Excerpt from a dataset:
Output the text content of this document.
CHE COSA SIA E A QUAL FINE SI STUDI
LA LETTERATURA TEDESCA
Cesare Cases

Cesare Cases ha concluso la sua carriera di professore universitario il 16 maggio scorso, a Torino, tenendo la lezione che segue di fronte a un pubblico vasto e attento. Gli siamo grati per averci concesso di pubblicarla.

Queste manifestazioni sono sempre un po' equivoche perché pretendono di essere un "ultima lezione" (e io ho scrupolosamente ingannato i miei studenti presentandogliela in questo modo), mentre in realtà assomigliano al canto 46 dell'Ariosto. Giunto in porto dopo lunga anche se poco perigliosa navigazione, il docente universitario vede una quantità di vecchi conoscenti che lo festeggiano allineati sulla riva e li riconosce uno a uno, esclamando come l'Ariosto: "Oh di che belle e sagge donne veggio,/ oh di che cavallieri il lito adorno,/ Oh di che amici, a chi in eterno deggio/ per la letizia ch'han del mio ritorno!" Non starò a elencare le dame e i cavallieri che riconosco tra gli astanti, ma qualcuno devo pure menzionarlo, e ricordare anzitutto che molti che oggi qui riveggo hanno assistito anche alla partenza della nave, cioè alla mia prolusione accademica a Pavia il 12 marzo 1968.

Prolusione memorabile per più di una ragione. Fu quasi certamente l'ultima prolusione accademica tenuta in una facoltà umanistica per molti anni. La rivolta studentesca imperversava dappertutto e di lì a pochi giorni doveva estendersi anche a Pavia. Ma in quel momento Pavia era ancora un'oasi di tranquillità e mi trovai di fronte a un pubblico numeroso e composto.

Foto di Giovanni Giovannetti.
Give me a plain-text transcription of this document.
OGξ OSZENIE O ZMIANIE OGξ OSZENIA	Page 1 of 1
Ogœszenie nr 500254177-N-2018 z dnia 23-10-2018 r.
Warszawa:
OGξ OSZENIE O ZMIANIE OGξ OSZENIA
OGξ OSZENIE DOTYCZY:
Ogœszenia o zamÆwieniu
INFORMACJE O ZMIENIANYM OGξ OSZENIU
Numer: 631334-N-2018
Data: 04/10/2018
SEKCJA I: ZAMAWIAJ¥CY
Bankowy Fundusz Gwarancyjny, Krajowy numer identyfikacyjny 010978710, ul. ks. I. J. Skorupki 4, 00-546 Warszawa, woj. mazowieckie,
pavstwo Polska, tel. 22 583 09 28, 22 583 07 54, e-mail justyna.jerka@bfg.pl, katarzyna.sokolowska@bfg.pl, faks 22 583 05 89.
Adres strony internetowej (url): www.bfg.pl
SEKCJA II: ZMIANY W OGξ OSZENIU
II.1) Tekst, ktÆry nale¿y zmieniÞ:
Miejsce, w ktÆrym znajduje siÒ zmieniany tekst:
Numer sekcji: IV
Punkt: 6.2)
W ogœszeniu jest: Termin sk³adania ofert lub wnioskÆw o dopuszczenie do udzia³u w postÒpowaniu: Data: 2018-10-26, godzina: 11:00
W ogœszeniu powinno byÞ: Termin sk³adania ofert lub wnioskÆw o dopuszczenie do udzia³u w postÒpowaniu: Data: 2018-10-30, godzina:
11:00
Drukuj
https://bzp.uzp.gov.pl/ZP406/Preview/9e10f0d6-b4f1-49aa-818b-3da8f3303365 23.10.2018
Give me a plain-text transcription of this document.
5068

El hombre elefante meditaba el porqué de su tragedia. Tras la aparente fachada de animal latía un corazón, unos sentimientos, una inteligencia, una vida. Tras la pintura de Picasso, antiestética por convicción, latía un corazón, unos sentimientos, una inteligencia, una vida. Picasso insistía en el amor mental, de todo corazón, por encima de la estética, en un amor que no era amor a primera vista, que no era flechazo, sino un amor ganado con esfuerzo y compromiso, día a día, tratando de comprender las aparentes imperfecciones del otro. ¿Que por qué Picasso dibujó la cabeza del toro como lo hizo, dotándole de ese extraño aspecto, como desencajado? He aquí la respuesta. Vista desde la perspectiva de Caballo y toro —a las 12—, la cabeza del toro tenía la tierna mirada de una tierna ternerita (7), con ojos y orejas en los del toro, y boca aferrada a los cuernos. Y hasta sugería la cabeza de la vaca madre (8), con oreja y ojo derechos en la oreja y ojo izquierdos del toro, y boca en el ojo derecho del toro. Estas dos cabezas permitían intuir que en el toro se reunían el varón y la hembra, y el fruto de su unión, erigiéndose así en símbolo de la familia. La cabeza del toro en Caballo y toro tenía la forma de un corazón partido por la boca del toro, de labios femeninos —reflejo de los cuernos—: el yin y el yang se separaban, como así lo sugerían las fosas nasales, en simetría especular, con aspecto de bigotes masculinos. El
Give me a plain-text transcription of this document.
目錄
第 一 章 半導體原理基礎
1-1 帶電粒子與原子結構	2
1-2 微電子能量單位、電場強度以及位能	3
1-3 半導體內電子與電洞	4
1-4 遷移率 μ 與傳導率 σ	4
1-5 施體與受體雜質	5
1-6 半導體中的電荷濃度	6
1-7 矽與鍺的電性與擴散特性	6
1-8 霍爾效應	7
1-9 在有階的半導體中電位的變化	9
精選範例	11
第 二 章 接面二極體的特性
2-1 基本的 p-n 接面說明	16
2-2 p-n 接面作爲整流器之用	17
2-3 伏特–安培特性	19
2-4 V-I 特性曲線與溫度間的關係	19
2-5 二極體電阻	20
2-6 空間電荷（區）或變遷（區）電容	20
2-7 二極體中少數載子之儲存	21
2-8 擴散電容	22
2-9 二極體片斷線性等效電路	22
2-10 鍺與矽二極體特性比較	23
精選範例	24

What you need to do –
Return all lines containing the word "OSZENIU".

Exercise result –
INFORMACJE O ZMIENIANYM OGξ OSZENIU
SEKCJA II: ZMIANY W OGξ OSZENIU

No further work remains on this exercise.